■ Given task:
All of the data needs to be repeated exactly.

■ Working data:
══════════════════════════════
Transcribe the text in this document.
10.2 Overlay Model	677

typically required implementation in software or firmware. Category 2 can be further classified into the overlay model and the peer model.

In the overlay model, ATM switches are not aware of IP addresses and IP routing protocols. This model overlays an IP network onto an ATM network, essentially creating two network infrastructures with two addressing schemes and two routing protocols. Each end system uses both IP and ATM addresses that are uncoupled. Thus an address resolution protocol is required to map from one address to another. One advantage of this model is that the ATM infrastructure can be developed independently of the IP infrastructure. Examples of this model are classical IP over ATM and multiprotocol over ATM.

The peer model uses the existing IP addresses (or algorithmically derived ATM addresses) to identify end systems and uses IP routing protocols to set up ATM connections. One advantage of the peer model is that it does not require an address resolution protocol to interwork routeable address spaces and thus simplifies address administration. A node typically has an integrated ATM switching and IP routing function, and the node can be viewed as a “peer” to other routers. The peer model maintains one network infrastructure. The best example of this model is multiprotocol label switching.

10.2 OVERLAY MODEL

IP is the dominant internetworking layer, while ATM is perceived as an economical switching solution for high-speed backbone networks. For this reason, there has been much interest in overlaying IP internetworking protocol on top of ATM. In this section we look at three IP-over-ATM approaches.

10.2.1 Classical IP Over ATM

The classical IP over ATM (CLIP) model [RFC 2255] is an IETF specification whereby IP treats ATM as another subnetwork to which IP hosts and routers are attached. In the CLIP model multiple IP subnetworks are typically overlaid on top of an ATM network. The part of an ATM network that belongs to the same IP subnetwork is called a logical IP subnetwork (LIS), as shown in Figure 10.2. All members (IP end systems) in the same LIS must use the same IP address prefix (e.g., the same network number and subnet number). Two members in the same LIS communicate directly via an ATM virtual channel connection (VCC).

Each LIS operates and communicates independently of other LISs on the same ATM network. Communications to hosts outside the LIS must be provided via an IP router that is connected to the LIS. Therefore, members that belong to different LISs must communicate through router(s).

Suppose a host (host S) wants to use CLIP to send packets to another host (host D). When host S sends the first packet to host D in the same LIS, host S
══════════════════════════════
■ Written reply:
Transcribe the text in this document.
10.2 Overlay Model	677

typically required implementation in software or firmware. Category 2 can be further classified into the overlay model and the peer model.

In the overlay model, ATM switches are not aware of IP addresses and IP routing protocols. This model overlays an IP network onto an ATM network, essentially creating two network infrastructures with two addressing schemes and two routing protocols. Each end system uses both IP and ATM addresses that are uncoupled. Thus an address resolution protocol is required to map from one address to another. One advantage of this model is that the ATM infrastructure can be developed independently of the IP infrastructure. Examples of this model are classical IP over ATM and multiprotocol over ATM.

The peer model uses the existing IP addresses (or algorithmically derived ATM addresses) to identify end systems and uses IP routing protocols to set up ATM connections. One advantage of the peer model is that it does not require an address resolution protocol to interwork routeable address spaces and thus simplifies address administration. A node typically has an integrated ATM switching and IP routing function, and the node can be viewed as a “peer” to other routers. The peer model maintains one network infrastructure. The best example of this model is multiprotocol label switching.

10.2 OVERLAY MODEL

IP is the dominant internetworking layer, while ATM is perceived as an economical switching solution for high-speed backbone networks. For this reason, there has been much interest in overlaying IP internetworking protocol on top of ATM. In this section we look at three IP-over-ATM approaches.

10.2.1 Classical IP Over ATM

The classical IP over ATM (CLIP) model [RFC 2255] is an IETF specification whereby IP treats ATM as another subnetwork to which IP hosts and routers are attached. In the CLIP model multiple IP subnetworks are typically overlaid on top of an ATM network. The part of an ATM network that belongs to the same IP subnetwork is called a logical IP subnetwork (LIS), as shown in Figure 10.2. All members (IP end systems) in the same LIS must use the same IP address prefix (e.g., the same network number and subnet number). Two members in the same LIS communicate directly via an ATM virtual channel connection (VCC).

Each LIS operates and communicates independently of other LISs on the same ATM network. Communications to hosts outside the LIS must be provided via an IP router that is connected to the LIS. Therefore, members that belong to different LISs must communicate through router(s).

Suppose a host (host S) wants to use CLIP to send packets to another host (host D). When host S sends the first packet to host D in the same LIS, host S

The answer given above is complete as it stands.